— Start —
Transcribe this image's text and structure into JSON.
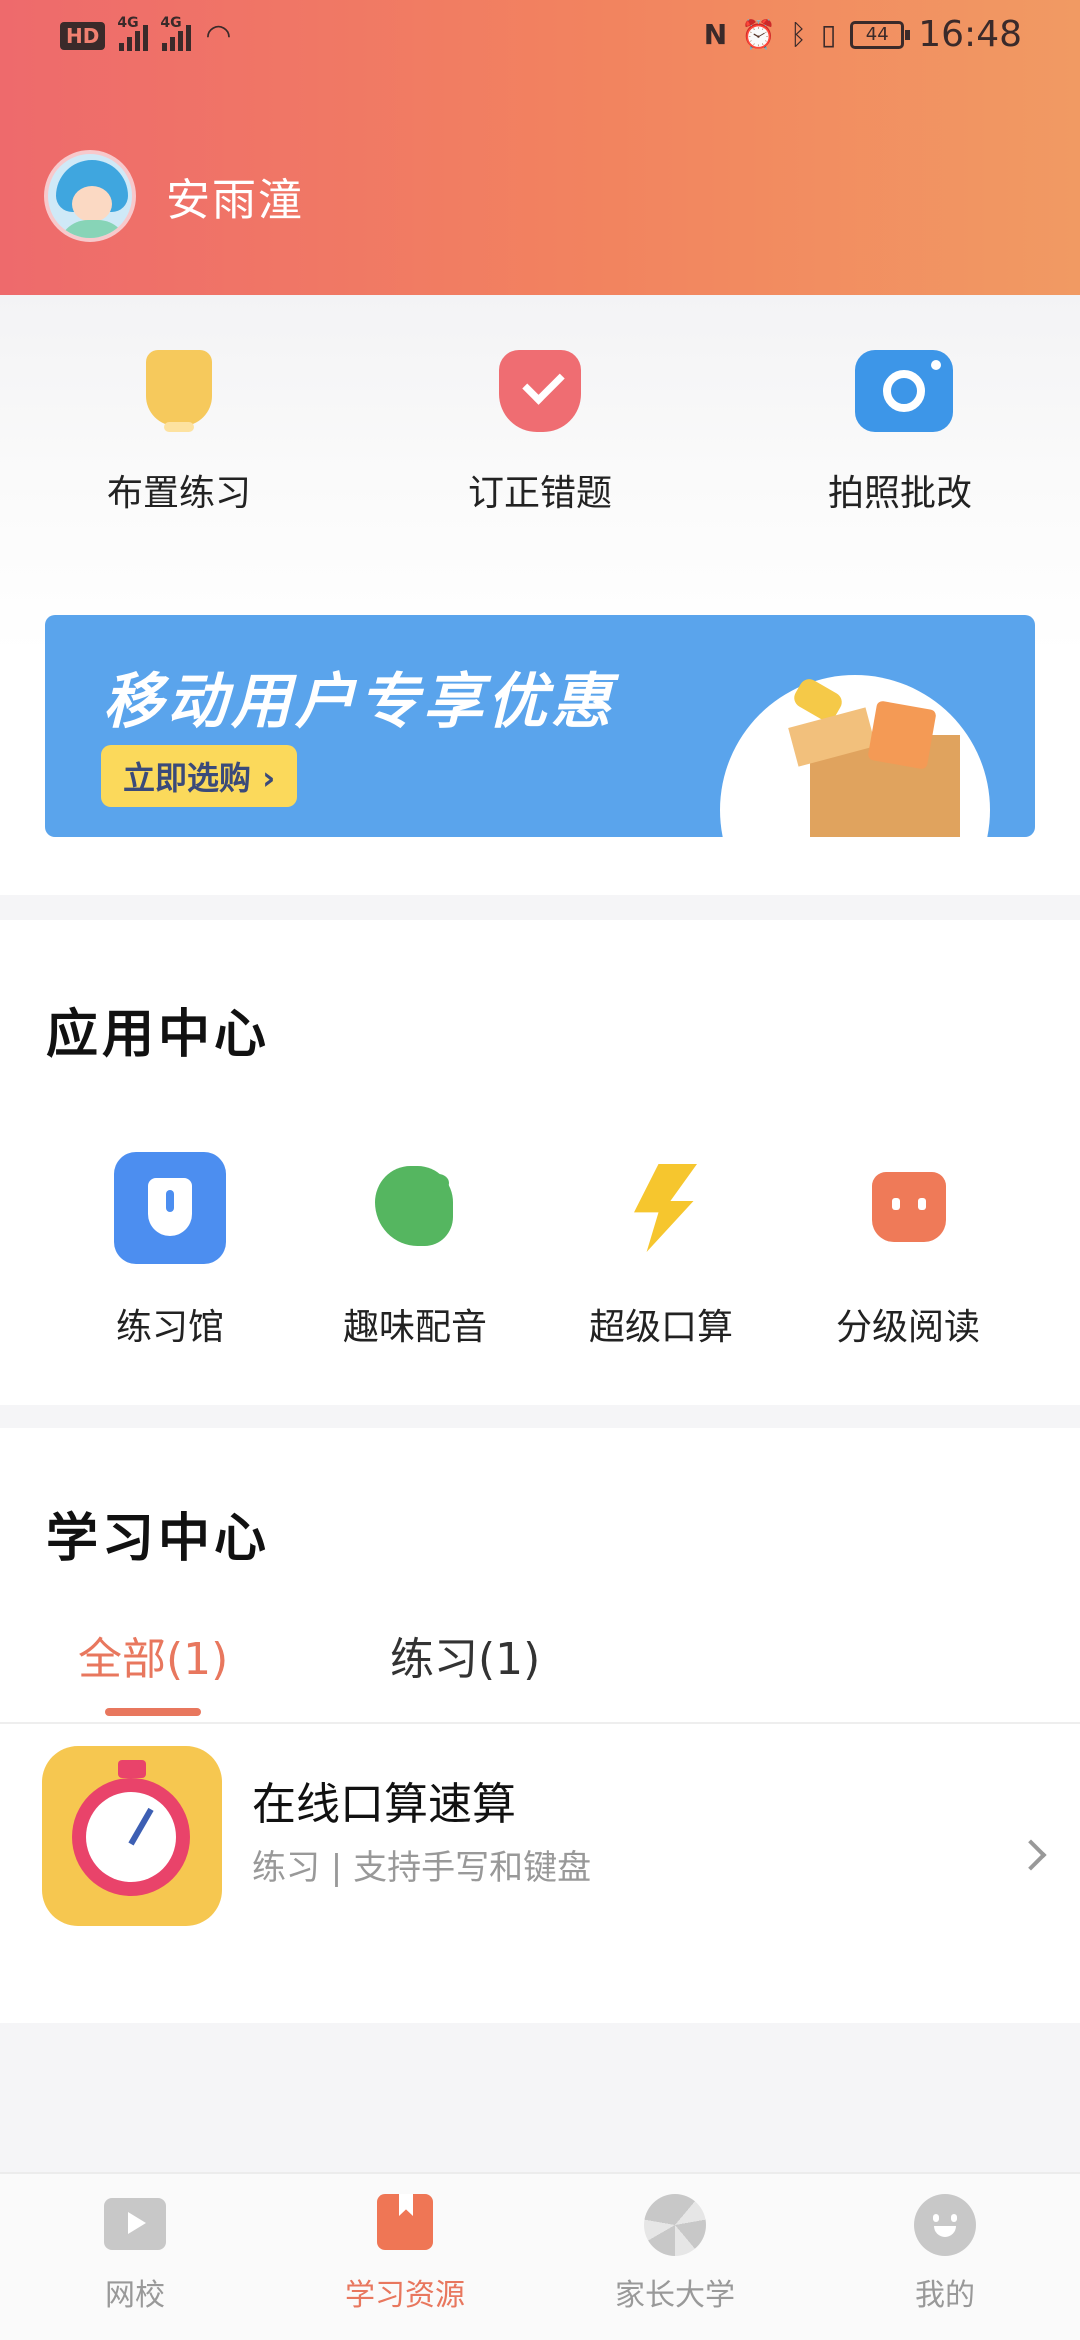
{
  "status_bar": {
    "left_badge": "HD",
    "network_1": "4G",
    "network_2": "4G",
    "battery": "44",
    "time": "16:48"
  },
  "profile": {
    "username": "安雨潼"
  },
  "quick_actions": [
    {
      "label": "布置练习",
      "icon": "lamp-icon"
    },
    {
      "label": "订正错题",
      "icon": "check-badge-icon"
    },
    {
      "label": "拍照批改",
      "icon": "camera-icon"
    }
  ],
  "banner": {
    "title": "移动用户专享优惠",
    "button_label": "立即选购 ›"
  },
  "app_center": {
    "title": "应用中心",
    "items": [
      {
        "label": "练习馆",
        "icon": "shield-icon"
      },
      {
        "label": "趣味配音",
        "icon": "bird-icon"
      },
      {
        "label": "超级口算",
        "icon": "lightning-icon"
      },
      {
        "label": "分级阅读",
        "icon": "fox-icon"
      }
    ]
  },
  "learning_center": {
    "title": "学习中心",
    "tabs": [
      {
        "label": "全部(1)",
        "active": true
      },
      {
        "label": "练习(1)",
        "active": false
      }
    ],
    "courses": [
      {
        "title": "在线口算速算",
        "subtitle": "练习 | 支持手写和键盘",
        "icon": "stopwatch-icon"
      }
    ]
  },
  "bottom_nav": [
    {
      "label": "网校",
      "icon": "video-icon",
      "active": false
    },
    {
      "label": "学习资源",
      "icon": "bookmark-icon",
      "active": true
    },
    {
      "label": "家长大学",
      "icon": "shutter-icon",
      "active": false
    },
    {
      "label": "我的",
      "icon": "smiley-icon",
      "active": false
    }
  ],
  "colors": {
    "header_start": "#ee6a6c",
    "header_end": "#f19a63",
    "accent": "#e8775e",
    "banner_bg": "#5aa4ec"
  }
}
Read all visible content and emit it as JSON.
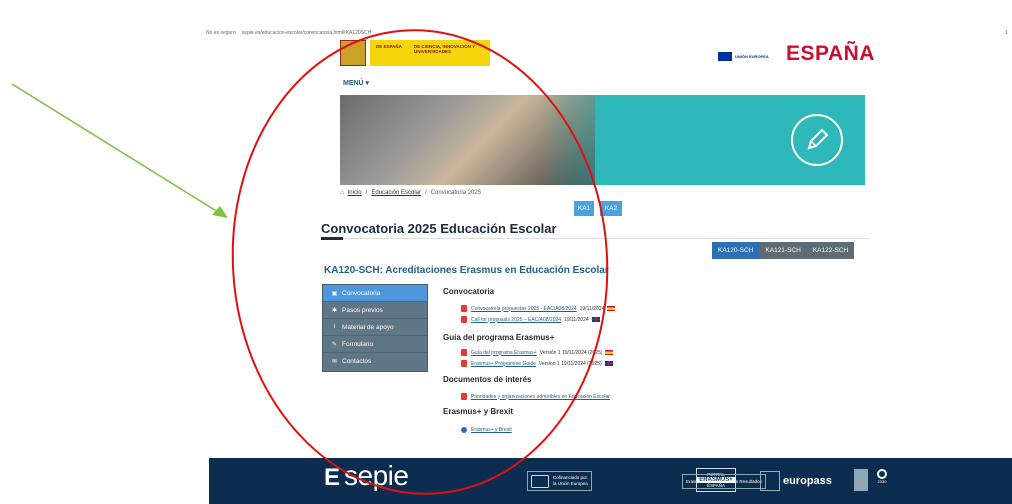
{
  "browser": {
    "security": "No es seguro",
    "url": "sepie.es/educacion-escolar/convocatoria.html#KA120SCH",
    "edge_glyph": "1"
  },
  "header": {
    "gov_label_1": "DE ESPAÑA",
    "gov_label_2": "DE CIENCIA, INNOVACIÓN Y UNIVERSIDADES",
    "eu_label": "UNIÓN EUROPEA",
    "espana": "ESPAÑA"
  },
  "menu_label": "MENÚ ▾",
  "breadcrumb": {
    "home": "Inicio",
    "section": "Educación Escolar",
    "current": "Convocatoria 2025",
    "separator": "/"
  },
  "ka_buttons": [
    "KA1",
    "KA2"
  ],
  "page_title": "Convocatoria 2025 Educación Escolar",
  "tabs": [
    {
      "label": "KA120-SCH",
      "active": true
    },
    {
      "label": "KA121-SCH",
      "active": false
    },
    {
      "label": "KA122-SCH",
      "active": false
    }
  ],
  "subtitle": "KA120-SCH: Acreditaciones Erasmus en Educación Escolar",
  "side_menu": [
    {
      "label": "Convocatoria",
      "icon": "book-icon",
      "glyph": "▣",
      "active": true
    },
    {
      "label": "Pasos previos",
      "icon": "gear-icon",
      "glyph": "✱",
      "active": false
    },
    {
      "label": "Material de apoyo",
      "icon": "info-icon",
      "glyph": "i",
      "active": false
    },
    {
      "label": "Formulario",
      "icon": "pencil-icon",
      "glyph": "✎",
      "active": false
    },
    {
      "label": "Contactos",
      "icon": "envelope-icon",
      "glyph": "✉",
      "active": false
    }
  ],
  "content": {
    "convocatoria": {
      "heading": "Convocatoria",
      "items": [
        {
          "link": "Convocatoria propuestas 2025 - EAC/A08/2024",
          "suffix": "19/11/2024",
          "flag": "es"
        },
        {
          "link": "Call for proposals 2025 – EAC/A08/2024",
          "suffix": "19/11/2024",
          "flag": "uk"
        }
      ]
    },
    "guia": {
      "heading": "Guía del programa Erasmus+",
      "items": [
        {
          "link": "Guía del programa Erasmus+",
          "suffix": "Versión 1 19/11/2024 (2025)",
          "flag": "es"
        },
        {
          "link": "Erasmus+ Programme Guide",
          "suffix": "Version 1 19/11/2024 (2025)",
          "flag": "uk"
        }
      ]
    },
    "documentos": {
      "heading": "Documentos de interés",
      "items": [
        {
          "link": "Prioridades y organizaciones admisibles en Educación Escolar",
          "suffix": ""
        }
      ]
    },
    "brexit": {
      "heading": "Erasmus+ y Brexit",
      "items": [
        {
          "link": "Erasmus+ y Brexit",
          "suffix": ""
        }
      ]
    }
  },
  "footer": {
    "sepie": "sepie",
    "cofin_1": "Cofinanciado por",
    "cofin_2": "la Unión Europea",
    "portal_top": "PORTAL",
    "portal_main": "ERASMUS+",
    "portal_bottom": "ESPAÑA",
    "erasmus_small": "Erasmus+",
    "plataforma": "Plataforma de Resultados",
    "europass": "europass",
    "agenda_year": "2030"
  },
  "colors": {
    "accent_blue": "#2c6fb5",
    "side_menu_bg": "#5f7686",
    "footer_bg": "#0c2d4f",
    "banner_teal": "#2fb8ba",
    "annotation_red": "#e01010",
    "annotation_green": "#7dc243"
  }
}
— End —
EXERCISE AIM:
Make an exact copy of every entry above, minus the images.

THE OUTPUT:
Transcribe this image's text and structure into JSON.
{
  "status_bar": {
    "left_badge": "HD",
    "network_1": "4G",
    "network_2": "4G",
    "battery": "44",
    "time": "16:48"
  },
  "profile": {
    "username": "安雨潼"
  },
  "quick_actions": [
    {
      "label": "布置练习",
      "icon": "lamp-icon"
    },
    {
      "label": "订正错题",
      "icon": "check-badge-icon"
    },
    {
      "label": "拍照批改",
      "icon": "camera-icon"
    }
  ],
  "banner": {
    "title": "移动用户专享优惠",
    "button_label": "立即选购 ›"
  },
  "app_center": {
    "title": "应用中心",
    "items": [
      {
        "label": "练习馆",
        "icon": "shield-icon"
      },
      {
        "label": "趣味配音",
        "icon": "bird-icon"
      },
      {
        "label": "超级口算",
        "icon": "lightning-icon"
      },
      {
        "label": "分级阅读",
        "icon": "fox-icon"
      }
    ]
  },
  "learning_center": {
    "title": "学习中心",
    "tabs": [
      {
        "label": "全部(1)",
        "active": true
      },
      {
        "label": "练习(1)",
        "active": false
      }
    ],
    "courses": [
      {
        "title": "在线口算速算",
        "subtitle": "练习 | 支持手写和键盘",
        "icon": "stopwatch-icon"
      }
    ]
  },
  "bottom_nav": [
    {
      "label": "网校",
      "icon": "video-icon",
      "active": false
    },
    {
      "label": "学习资源",
      "icon": "bookmark-icon",
      "active": true
    },
    {
      "label": "家长大学",
      "icon": "shutter-icon",
      "active": false
    },
    {
      "label": "我的",
      "icon": "smiley-icon",
      "active": false
    }
  ],
  "colors": {
    "header_start": "#ee6a6c",
    "header_end": "#f19a63",
    "accent": "#e8775e",
    "banner_bg": "#5aa4ec"
  }
}
Read all visible content and emit it as JSON.
{
  "browser": {
    "security": "No es seguro",
    "url": "sepie.es/educacion-escolar/convocatoria.html#KA120SCH",
    "edge_glyph": "1"
  },
  "header": {
    "gov_label_1": "DE ESPAÑA",
    "gov_label_2": "DE CIENCIA, INNOVACIÓN Y UNIVERSIDADES",
    "eu_label": "UNIÓN EUROPEA",
    "espana": "ESPAÑA"
  },
  "menu_label": "MENÚ ▾",
  "breadcrumb": {
    "home": "Inicio",
    "section": "Educación Escolar",
    "current": "Convocatoria 2025",
    "separator": "/"
  },
  "ka_buttons": [
    "KA1",
    "KA2"
  ],
  "page_title": "Convocatoria 2025 Educación Escolar",
  "tabs": [
    {
      "label": "KA120-SCH",
      "active": true
    },
    {
      "label": "KA121-SCH",
      "active": false
    },
    {
      "label": "KA122-SCH",
      "active": false
    }
  ],
  "subtitle": "KA120-SCH: Acreditaciones Erasmus en Educación Escolar",
  "side_menu": [
    {
      "label": "Convocatoria",
      "icon": "book-icon",
      "glyph": "▣",
      "active": true
    },
    {
      "label": "Pasos previos",
      "icon": "gear-icon",
      "glyph": "✱",
      "active": false
    },
    {
      "label": "Material de apoyo",
      "icon": "info-icon",
      "glyph": "i",
      "active": false
    },
    {
      "label": "Formulario",
      "icon": "pencil-icon",
      "glyph": "✎",
      "active": false
    },
    {
      "label": "Contactos",
      "icon": "envelope-icon",
      "glyph": "✉",
      "active": false
    }
  ],
  "content": {
    "convocatoria": {
      "heading": "Convocatoria",
      "items": [
        {
          "link": "Convocatoria propuestas 2025 - EAC/A08/2024",
          "suffix": "19/11/2024",
          "flag": "es"
        },
        {
          "link": "Call for proposals 2025 – EAC/A08/2024",
          "suffix": "19/11/2024",
          "flag": "uk"
        }
      ]
    },
    "guia": {
      "heading": "Guía del programa Erasmus+",
      "items": [
        {
          "link": "Guía del programa Erasmus+",
          "suffix": "Versión 1 19/11/2024 (2025)",
          "flag": "es"
        },
        {
          "link": "Erasmus+ Programme Guide",
          "suffix": "Version 1 19/11/2024 (2025)",
          "flag": "uk"
        }
      ]
    },
    "documentos": {
      "heading": "Documentos de interés",
      "items": [
        {
          "link": "Prioridades y organizaciones admisibles en Educación Escolar",
          "suffix": ""
        }
      ]
    },
    "brexit": {
      "heading": "Erasmus+ y Brexit",
      "items": [
        {
          "link": "Erasmus+ y Brexit",
          "suffix": ""
        }
      ]
    }
  },
  "footer": {
    "sepie": "sepie",
    "cofin_1": "Cofinanciado por",
    "cofin_2": "la Unión Europea",
    "portal_top": "PORTAL",
    "portal_main": "ERASMUS+",
    "portal_bottom": "ESPAÑA",
    "erasmus_small": "Erasmus+",
    "plataforma": "Plataforma de Resultados",
    "europass": "europass",
    "agenda_year": "2030"
  },
  "colors": {
    "accent_blue": "#2c6fb5",
    "side_menu_bg": "#5f7686",
    "footer_bg": "#0c2d4f",
    "banner_teal": "#2fb8ba",
    "annotation_red": "#e01010",
    "annotation_green": "#7dc243"
  }
}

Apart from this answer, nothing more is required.